▸ The task
Select from the records below every line that has the word "optional" in it.

▸ Listing
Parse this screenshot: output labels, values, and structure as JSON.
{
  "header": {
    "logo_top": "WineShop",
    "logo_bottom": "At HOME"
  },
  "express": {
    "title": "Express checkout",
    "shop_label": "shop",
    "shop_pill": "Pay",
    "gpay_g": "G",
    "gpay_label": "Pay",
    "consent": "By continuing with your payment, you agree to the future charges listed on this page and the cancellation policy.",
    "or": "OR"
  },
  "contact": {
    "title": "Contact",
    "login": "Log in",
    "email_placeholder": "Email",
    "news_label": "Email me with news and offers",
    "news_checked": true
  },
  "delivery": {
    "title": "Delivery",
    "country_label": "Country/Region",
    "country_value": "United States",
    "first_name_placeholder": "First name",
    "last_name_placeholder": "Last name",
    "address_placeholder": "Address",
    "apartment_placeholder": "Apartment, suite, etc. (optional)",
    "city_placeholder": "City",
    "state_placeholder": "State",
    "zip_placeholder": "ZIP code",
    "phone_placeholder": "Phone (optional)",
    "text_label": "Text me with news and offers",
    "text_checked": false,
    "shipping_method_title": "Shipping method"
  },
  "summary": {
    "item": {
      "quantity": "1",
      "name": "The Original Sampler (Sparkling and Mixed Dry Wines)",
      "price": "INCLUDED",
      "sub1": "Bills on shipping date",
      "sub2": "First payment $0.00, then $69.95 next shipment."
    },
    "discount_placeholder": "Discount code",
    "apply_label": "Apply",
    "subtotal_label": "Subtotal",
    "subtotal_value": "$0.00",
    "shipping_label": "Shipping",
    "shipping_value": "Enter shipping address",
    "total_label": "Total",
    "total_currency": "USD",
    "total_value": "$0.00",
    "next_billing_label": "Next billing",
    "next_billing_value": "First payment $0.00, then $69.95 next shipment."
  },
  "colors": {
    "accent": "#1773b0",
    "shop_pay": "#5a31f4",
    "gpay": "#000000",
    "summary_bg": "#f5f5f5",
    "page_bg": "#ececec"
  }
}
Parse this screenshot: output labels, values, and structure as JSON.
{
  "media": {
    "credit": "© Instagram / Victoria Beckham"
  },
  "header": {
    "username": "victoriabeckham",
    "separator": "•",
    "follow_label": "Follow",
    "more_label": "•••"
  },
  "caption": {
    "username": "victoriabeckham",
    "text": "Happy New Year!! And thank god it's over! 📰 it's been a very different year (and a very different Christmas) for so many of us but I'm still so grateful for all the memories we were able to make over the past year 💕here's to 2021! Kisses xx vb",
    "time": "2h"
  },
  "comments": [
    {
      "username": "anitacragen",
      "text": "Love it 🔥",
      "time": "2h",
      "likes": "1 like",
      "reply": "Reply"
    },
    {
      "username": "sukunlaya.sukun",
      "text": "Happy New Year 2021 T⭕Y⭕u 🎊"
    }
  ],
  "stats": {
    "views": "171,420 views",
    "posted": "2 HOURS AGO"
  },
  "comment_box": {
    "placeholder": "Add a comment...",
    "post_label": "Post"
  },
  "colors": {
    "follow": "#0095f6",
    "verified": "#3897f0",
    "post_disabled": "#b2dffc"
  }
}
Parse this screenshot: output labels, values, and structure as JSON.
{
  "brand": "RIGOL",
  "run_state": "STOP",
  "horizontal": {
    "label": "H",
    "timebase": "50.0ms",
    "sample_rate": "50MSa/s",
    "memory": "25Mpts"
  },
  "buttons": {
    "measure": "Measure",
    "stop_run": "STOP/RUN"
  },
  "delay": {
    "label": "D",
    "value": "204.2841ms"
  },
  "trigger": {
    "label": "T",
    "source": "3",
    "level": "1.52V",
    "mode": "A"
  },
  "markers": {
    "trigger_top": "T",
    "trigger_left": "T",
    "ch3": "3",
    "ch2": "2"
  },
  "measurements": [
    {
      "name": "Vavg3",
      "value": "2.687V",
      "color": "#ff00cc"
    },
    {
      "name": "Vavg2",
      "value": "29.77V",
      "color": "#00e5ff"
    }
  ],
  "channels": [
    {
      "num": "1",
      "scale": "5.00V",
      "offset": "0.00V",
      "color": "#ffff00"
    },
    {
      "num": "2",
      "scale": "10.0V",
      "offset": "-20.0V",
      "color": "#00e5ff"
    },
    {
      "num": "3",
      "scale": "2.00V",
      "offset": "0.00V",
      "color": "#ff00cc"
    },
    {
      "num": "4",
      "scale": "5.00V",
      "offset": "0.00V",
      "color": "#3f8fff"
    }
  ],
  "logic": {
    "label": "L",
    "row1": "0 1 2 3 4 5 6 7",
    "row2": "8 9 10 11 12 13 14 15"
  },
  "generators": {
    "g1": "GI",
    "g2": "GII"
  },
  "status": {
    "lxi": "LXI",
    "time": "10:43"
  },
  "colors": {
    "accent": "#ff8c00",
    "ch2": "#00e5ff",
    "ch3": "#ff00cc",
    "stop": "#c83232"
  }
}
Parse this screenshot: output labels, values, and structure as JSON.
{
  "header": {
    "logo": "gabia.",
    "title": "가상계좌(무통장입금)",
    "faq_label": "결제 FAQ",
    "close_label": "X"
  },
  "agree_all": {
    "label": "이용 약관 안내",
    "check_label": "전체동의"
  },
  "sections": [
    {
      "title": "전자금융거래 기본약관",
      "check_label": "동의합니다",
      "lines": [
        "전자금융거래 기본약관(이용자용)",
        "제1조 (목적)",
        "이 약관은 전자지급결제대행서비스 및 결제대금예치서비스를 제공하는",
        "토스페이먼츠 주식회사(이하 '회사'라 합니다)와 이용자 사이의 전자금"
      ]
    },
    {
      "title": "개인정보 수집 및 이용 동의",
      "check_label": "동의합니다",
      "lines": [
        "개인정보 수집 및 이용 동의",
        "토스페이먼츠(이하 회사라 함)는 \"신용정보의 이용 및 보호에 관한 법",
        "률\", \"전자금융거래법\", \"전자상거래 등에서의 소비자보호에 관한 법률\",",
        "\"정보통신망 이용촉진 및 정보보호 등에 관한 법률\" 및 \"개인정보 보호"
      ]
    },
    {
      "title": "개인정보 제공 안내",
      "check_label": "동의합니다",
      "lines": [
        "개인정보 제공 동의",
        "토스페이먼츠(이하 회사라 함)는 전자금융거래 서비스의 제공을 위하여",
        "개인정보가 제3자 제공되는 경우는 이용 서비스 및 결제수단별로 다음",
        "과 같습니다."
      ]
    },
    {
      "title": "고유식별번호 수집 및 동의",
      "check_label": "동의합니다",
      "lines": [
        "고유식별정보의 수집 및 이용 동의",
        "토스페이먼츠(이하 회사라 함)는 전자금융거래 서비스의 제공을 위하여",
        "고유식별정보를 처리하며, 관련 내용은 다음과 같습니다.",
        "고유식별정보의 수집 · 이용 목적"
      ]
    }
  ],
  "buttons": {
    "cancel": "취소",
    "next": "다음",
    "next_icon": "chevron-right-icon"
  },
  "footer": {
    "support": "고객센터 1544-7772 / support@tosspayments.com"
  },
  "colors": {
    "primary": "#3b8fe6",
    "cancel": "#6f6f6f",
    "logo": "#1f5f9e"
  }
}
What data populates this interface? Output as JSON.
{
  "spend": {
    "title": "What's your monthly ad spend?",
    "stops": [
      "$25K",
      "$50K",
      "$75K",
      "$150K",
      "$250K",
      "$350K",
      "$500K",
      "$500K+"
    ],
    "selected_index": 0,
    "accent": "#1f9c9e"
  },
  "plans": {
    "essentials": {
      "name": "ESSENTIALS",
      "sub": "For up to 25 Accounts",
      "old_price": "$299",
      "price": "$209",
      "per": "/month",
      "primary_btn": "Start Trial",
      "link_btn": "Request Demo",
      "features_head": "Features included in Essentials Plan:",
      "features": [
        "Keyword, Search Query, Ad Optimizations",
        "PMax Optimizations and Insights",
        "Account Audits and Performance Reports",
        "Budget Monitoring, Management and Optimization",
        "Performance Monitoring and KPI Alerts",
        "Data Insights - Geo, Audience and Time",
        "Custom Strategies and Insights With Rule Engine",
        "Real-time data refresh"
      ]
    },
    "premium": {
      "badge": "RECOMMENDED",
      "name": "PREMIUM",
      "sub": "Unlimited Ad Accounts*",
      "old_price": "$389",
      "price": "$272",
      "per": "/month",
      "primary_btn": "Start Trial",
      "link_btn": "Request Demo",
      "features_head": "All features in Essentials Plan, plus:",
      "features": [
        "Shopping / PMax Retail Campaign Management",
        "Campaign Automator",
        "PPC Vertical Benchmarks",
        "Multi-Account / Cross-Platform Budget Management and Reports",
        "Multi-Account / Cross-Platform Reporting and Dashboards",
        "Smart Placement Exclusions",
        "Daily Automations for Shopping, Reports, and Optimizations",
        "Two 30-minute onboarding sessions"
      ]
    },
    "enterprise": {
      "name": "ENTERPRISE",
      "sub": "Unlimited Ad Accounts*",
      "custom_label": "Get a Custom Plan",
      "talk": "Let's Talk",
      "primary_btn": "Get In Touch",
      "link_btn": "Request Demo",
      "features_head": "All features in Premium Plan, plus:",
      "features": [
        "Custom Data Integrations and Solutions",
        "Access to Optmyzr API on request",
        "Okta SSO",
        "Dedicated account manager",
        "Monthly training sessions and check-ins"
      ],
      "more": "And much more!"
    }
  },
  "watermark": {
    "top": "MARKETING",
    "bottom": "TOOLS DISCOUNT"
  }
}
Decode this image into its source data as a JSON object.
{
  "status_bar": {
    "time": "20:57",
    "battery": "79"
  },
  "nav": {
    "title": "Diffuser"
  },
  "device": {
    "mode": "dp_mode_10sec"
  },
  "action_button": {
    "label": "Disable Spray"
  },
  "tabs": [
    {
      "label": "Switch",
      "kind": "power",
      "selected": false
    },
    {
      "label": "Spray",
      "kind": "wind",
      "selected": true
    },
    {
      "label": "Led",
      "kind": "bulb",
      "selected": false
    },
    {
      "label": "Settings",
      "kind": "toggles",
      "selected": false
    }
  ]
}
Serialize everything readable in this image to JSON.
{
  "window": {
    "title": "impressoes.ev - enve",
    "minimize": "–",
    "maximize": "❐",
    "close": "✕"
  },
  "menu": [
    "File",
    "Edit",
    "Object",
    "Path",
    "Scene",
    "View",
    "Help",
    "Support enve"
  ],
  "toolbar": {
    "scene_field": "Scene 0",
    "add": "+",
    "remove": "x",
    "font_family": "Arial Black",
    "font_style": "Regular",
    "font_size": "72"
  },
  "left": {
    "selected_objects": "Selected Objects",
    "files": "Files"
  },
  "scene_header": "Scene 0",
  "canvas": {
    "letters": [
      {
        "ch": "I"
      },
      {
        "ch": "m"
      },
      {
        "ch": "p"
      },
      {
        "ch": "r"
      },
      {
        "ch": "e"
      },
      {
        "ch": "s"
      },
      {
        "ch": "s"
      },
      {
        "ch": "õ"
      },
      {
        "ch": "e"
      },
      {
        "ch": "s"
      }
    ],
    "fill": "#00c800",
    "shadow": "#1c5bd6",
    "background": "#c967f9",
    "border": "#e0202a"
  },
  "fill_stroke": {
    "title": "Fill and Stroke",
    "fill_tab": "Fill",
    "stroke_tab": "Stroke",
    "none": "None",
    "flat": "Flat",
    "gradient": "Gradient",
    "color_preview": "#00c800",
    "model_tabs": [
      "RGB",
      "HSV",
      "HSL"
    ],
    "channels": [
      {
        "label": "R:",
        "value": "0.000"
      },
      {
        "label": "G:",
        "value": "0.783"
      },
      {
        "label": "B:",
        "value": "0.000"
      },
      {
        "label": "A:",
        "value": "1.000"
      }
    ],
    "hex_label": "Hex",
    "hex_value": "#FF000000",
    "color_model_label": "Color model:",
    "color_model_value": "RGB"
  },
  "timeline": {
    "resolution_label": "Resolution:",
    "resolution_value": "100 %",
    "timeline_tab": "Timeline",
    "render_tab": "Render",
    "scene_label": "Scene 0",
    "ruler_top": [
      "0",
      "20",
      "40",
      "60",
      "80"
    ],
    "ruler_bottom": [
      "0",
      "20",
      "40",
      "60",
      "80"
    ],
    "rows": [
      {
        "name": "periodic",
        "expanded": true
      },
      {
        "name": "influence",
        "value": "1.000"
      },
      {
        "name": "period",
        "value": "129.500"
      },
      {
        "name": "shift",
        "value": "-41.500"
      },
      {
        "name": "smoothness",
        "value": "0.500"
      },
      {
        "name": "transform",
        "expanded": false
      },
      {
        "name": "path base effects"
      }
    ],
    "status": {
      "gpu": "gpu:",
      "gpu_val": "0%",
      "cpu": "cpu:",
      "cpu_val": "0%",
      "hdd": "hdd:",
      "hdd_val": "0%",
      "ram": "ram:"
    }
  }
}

▸ Output for this task
    "apartment_placeholder": "Apartment, suite, etc. (optional)",
    "phone_placeholder": "Phone (optional)",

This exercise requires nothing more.